▶ _Required work_
Search the records for the word "Чистый" and pick out every line that has it.

.....

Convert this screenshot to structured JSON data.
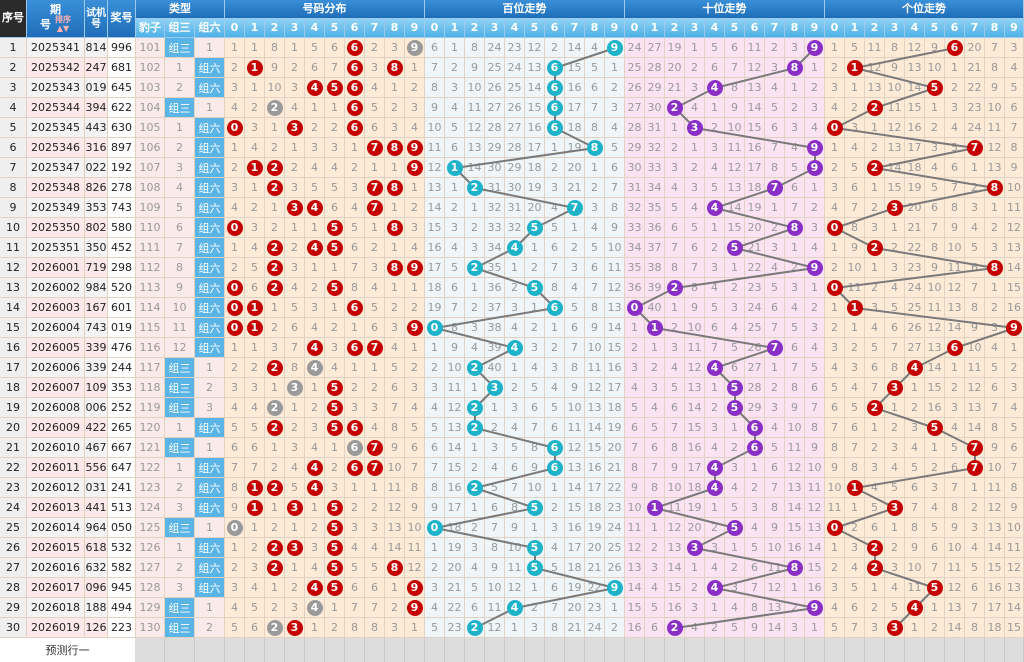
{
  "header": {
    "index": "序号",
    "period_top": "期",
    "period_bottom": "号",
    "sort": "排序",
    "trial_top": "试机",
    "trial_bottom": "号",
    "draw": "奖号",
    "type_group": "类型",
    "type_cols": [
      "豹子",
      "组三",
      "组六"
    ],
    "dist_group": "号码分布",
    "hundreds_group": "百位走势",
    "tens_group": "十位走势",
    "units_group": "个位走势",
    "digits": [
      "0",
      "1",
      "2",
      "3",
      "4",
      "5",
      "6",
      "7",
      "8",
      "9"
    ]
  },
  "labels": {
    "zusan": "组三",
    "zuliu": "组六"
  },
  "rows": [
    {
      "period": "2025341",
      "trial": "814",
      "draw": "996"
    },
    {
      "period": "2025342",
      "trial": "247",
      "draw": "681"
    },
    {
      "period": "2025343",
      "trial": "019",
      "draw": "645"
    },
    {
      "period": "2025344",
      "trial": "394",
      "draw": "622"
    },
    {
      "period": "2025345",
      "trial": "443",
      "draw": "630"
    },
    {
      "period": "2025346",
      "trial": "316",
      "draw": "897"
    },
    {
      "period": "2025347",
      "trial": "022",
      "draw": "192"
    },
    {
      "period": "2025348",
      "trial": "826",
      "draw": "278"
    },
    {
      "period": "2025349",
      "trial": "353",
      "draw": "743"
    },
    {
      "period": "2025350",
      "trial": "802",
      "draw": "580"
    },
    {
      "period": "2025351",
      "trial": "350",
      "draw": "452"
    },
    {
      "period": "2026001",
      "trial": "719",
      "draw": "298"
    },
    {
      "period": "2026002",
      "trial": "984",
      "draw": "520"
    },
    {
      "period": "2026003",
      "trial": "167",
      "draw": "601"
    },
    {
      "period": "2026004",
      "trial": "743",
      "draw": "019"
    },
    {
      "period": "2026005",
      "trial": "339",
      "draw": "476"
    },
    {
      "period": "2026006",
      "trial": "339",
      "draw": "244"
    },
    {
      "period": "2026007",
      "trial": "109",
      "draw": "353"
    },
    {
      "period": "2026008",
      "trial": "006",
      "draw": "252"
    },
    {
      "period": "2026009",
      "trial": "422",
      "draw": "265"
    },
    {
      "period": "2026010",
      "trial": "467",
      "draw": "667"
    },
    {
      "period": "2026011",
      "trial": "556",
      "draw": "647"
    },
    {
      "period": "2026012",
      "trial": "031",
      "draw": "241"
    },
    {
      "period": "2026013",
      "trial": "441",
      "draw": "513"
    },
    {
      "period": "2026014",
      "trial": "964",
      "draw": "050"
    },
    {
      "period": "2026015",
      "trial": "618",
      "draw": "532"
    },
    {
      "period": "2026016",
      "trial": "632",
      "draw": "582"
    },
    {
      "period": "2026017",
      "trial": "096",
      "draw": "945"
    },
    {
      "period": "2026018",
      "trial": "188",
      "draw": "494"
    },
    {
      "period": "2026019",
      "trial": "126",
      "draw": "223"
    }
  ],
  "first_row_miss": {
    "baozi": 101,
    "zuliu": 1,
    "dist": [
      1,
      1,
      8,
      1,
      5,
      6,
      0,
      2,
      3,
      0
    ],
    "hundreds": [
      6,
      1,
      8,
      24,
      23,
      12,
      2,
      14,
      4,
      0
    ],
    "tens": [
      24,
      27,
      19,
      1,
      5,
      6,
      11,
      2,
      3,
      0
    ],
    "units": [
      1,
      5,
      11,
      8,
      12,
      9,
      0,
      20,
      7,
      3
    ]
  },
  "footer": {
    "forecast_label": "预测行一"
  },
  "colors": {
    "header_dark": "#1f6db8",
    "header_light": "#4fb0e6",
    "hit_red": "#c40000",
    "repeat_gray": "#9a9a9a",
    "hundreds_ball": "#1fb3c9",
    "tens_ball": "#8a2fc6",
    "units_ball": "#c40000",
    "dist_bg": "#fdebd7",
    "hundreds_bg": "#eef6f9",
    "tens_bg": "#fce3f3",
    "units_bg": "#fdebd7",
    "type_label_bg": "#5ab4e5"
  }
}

.....

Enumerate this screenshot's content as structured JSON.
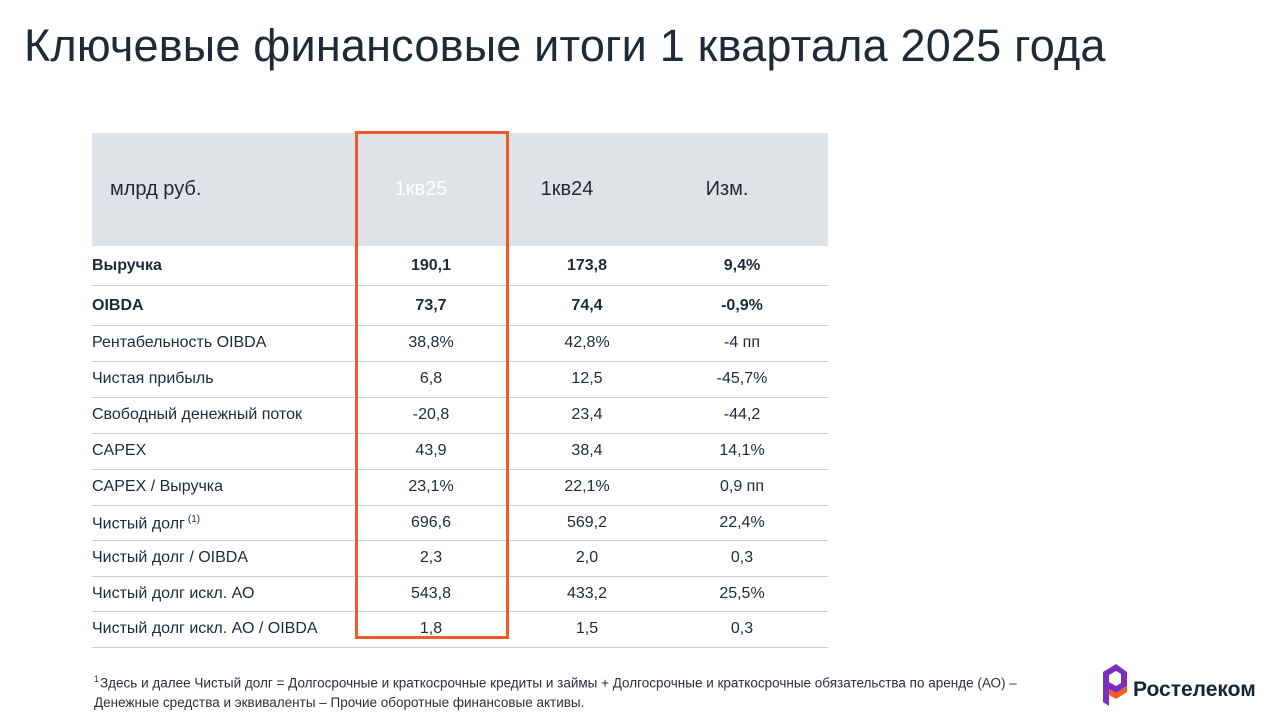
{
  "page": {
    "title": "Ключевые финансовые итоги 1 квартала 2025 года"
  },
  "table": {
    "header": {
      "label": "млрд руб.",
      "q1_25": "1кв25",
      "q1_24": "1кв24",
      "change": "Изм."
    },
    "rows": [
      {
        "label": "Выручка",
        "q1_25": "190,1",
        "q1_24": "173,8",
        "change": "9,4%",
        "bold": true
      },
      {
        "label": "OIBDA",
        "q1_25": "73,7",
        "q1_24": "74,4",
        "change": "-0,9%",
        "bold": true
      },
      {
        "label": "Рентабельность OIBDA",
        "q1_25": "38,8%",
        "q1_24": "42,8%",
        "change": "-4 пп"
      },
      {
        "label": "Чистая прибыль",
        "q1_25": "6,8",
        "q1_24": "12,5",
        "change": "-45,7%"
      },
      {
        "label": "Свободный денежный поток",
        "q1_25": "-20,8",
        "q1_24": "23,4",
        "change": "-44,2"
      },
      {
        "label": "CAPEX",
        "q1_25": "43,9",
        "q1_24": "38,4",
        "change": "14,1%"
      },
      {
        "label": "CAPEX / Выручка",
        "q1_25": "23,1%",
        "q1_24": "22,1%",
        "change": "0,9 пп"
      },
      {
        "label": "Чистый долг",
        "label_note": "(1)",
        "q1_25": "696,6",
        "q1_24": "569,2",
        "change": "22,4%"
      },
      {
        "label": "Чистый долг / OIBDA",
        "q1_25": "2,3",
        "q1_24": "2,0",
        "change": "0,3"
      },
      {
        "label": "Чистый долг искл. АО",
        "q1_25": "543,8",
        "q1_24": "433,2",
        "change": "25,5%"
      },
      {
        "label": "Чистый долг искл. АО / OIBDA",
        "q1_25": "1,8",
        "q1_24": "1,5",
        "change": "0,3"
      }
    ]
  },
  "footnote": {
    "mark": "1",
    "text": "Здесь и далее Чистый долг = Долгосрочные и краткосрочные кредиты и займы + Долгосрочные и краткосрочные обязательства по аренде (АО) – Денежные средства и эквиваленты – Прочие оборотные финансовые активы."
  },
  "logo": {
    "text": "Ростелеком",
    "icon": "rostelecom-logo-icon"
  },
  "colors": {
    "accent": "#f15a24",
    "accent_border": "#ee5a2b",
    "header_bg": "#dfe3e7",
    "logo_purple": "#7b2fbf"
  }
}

.....

▶ _Expected answer_
        "label": "Чистый долг",
        "label": "Чистый долг / OIBDA",
        "label": "Чистый долг искл. АО",
        "label": "Чистый долг искл. АО / OIBDA",
    "text": "Здесь и далее Чистый долг = Долгосрочные и краткосрочные кредиты и займы + Долгосрочные и краткосрочные обязательства по аренде (АО) – Денежные средства и эквиваленты – Прочие оборотные финансовые активы."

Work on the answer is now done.